··· RECORDS FOR PROCESSING ···

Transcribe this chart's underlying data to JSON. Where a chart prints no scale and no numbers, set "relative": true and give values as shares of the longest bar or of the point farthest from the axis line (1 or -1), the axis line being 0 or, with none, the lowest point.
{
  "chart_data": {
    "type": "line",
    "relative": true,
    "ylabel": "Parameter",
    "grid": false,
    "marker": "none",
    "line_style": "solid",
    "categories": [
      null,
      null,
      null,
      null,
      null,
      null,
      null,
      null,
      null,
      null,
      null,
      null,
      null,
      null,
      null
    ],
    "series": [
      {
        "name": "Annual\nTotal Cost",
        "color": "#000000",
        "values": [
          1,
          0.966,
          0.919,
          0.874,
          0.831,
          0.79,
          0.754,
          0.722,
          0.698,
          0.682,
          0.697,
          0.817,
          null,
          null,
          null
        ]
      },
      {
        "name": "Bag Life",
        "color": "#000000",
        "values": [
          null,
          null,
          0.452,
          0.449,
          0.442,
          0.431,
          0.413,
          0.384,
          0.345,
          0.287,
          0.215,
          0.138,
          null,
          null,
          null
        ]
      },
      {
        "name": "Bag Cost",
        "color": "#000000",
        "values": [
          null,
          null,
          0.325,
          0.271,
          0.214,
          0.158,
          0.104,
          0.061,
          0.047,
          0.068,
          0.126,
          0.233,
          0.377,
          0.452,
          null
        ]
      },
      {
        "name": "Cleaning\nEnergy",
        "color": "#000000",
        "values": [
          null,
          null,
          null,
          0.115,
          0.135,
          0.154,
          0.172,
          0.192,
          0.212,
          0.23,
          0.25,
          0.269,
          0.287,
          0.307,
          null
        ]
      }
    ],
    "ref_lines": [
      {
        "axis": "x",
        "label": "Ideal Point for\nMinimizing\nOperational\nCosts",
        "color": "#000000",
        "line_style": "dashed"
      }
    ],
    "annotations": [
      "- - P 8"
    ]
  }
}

···

• _WHAT IS NEEDED_
From the first line to the last, please quote the material above exactly.

• _ANSWER TO THIS PROBLEM_
Transcribe this chart's underlying data to JSON. Where a chart prints no scale and no numbers, set "relative": true and give values as shares of the longest bar or of the point farthest from the axis line (1 or -1), the axis line being 0 or, with none, the lowest point.
{
  "chart_data": {
    "type": "line",
    "relative": true,
    "ylabel": "Parameter",
    "grid": false,
    "marker": "none",
    "line_style": "solid",
    "categories": [
      null,
      null,
      null,
      null,
      null,
      null,
      null,
      null,
      null,
      null,
      null,
      null,
      null,
      null,
      null
    ],
    "series": [
      {
        "name": "Annual\nTotal Cost",
        "color": "#000000",
        "values": [
          1,
          0.966,
          0.919,
          0.874,
          0.831,
          0.79,
          0.754,
          0.722,
          0.698,
          0.682,
          0.697,
          0.817,
          null,
          null,
          null
        ]
      },
      {
        "name": "Bag Life",
        "color": "#000000",
        "values": [
          null,
          null,
          0.452,
          0.449,
          0.442,
          0.431,
          0.413,
          0.384,
          0.345,
          0.287,
          0.215,
          0.138,
          null,
          null,
          null
        ]
      },
      {
        "name": "Bag Cost",
        "color": "#000000",
        "values": [
          null,
          null,
          0.325,
          0.271,
          0.214,
          0.158,
          0.104,
          0.061,
          0.047,
          0.068,
          0.126,
          0.233,
          0.377,
          0.452,
          null
        ]
      },
      {
        "name": "Cleaning\nEnergy",
        "color": "#000000",
        "values": [
          null,
          null,
          null,
          0.115,
          0.135,
          0.154,
          0.172,
          0.192,
          0.212,
          0.23,
          0.25,
          0.269,
          0.287,
          0.307,
          null
        ]
      }
    ],
    "ref_lines": [
      {
        "axis": "x",
        "label": "Ideal Point for\nMinimizing\nOperational\nCosts",
        "color": "#000000",
        "line_style": "dashed"
      }
    ],
    "annotations": [
      "- - P 8"
    ]
  }
}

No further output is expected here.